» WHAT THIS TASK INVOLVES: Return the number of lines holding "JSON", with nothing added.

» DATA TO PROCESS:
═══

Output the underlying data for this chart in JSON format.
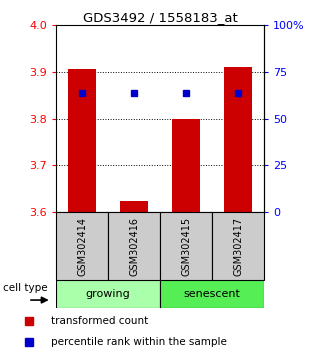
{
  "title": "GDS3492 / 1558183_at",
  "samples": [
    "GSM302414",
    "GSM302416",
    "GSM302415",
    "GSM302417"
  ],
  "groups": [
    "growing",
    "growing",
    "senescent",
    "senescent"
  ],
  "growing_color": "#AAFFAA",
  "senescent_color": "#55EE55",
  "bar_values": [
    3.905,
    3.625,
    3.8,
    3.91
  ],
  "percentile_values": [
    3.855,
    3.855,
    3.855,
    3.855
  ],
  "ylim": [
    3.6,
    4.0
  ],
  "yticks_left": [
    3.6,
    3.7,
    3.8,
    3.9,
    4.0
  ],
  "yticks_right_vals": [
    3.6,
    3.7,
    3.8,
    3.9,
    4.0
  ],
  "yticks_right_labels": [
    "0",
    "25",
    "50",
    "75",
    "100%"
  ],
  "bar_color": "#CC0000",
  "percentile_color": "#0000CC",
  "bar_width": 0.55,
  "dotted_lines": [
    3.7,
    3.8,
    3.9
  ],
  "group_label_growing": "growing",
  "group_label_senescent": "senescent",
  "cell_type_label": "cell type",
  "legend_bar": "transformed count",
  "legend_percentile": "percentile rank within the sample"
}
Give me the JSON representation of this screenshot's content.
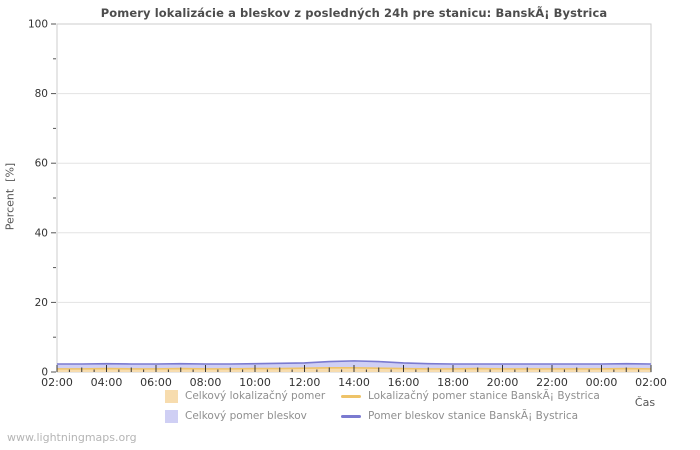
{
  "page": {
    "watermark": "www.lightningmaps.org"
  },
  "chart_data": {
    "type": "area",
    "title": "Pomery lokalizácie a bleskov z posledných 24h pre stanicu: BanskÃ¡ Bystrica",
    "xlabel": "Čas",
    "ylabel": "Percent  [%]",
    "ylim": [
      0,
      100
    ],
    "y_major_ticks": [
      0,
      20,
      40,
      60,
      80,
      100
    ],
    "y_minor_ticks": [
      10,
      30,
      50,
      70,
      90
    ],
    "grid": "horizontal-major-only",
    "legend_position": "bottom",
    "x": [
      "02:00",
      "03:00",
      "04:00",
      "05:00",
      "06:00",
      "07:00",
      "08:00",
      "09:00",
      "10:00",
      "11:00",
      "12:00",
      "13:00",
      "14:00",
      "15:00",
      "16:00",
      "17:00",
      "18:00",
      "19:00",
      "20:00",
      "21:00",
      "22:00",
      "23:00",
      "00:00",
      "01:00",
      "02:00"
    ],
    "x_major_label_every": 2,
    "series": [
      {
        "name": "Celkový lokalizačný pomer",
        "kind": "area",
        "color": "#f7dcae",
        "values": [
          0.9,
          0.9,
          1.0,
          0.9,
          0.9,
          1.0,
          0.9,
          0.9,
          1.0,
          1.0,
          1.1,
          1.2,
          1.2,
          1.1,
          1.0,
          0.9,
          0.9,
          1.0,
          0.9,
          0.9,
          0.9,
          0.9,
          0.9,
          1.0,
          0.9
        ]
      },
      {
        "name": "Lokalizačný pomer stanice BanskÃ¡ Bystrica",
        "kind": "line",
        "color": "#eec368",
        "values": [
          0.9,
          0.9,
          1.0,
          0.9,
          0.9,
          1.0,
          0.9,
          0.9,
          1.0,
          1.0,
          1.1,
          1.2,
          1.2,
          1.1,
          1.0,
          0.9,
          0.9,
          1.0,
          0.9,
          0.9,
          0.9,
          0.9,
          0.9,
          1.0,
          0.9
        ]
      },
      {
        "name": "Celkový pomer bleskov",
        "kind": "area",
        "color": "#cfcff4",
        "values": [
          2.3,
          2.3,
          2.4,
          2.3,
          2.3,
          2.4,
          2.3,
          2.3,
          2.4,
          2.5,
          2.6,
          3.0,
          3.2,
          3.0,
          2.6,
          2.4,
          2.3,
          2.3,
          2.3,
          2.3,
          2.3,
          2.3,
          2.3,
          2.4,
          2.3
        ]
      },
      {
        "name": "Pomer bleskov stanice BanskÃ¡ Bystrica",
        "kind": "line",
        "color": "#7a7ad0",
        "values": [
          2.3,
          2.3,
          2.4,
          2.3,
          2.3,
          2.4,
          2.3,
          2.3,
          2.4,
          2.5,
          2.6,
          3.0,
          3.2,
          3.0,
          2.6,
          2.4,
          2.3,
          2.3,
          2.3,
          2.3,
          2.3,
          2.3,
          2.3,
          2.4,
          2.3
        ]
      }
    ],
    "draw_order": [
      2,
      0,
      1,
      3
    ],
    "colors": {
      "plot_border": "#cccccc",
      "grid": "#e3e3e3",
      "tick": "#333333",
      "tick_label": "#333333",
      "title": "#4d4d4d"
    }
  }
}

═══

» THE RESULT: 2